Data entries:
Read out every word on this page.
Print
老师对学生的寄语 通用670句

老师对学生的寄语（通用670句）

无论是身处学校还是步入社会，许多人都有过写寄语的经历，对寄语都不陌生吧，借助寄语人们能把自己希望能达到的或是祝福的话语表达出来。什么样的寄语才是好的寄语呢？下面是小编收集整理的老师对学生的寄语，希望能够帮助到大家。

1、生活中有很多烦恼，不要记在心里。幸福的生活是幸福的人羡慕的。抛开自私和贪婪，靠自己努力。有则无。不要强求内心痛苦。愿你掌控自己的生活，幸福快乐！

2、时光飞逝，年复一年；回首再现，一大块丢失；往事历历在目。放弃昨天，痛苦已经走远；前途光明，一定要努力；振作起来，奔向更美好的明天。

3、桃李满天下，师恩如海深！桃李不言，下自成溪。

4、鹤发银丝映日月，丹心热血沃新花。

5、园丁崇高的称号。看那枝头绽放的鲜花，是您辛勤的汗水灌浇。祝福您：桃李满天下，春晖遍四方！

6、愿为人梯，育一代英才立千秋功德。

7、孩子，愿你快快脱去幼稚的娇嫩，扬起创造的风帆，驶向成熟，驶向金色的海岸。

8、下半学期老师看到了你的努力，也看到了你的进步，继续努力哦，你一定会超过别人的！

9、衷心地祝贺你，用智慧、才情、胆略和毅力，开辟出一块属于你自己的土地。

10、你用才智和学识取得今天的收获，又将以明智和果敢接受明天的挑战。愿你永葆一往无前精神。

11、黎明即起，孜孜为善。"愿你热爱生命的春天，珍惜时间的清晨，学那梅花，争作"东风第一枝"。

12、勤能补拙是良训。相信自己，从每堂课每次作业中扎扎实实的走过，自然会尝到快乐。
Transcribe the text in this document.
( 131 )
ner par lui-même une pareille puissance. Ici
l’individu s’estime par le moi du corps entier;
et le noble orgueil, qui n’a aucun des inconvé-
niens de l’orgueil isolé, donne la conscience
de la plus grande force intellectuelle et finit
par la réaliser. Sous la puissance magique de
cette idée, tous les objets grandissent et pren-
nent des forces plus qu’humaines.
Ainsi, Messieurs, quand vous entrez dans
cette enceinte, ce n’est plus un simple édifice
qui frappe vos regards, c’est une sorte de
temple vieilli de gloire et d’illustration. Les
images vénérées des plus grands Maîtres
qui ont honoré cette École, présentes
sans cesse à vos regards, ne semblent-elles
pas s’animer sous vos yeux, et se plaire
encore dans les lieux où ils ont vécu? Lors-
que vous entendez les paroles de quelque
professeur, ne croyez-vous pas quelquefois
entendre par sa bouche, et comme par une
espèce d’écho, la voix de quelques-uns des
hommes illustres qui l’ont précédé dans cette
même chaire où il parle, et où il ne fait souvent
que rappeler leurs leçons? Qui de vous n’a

Objective: Set down nothing but the lines from the one with "Transcribe the text in this document." through the end of the records, keeping each line exactly as written and including both ends.

Response for this exercise:
Transcribe the text in this document.
( 131 )
ner par lui-même une pareille puissance. Ici
l’individu s’estime par le moi du corps entier;
et le noble orgueil, qui n’a aucun des inconvé-
niens de l’orgueil isolé, donne la conscience
de la plus grande force intellectuelle et finit
par la réaliser. Sous la puissance magique de
cette idée, tous les objets grandissent et pren-
nent des forces plus qu’humaines.
Ainsi, Messieurs, quand vous entrez dans
cette enceinte, ce n’est plus un simple édifice
qui frappe vos regards, c’est une sorte de
temple vieilli de gloire et d’illustration. Les
images vénérées des plus grands Maîtres
qui ont honoré cette École, présentes
sans cesse à vos regards, ne semblent-elles
pas s’animer sous vos yeux, et se plaire
encore dans les lieux où ils ont vécu? Lors-
que vous entendez les paroles de quelque
professeur, ne croyez-vous pas quelquefois
entendre par sa bouche, et comme par une
espèce d’écho, la voix de quelques-uns des
hommes illustres qui l’ont précédé dans cette
même chaire où il parle, et où il ne fait souvent
que rappeler leurs leçons? Qui de vous n’a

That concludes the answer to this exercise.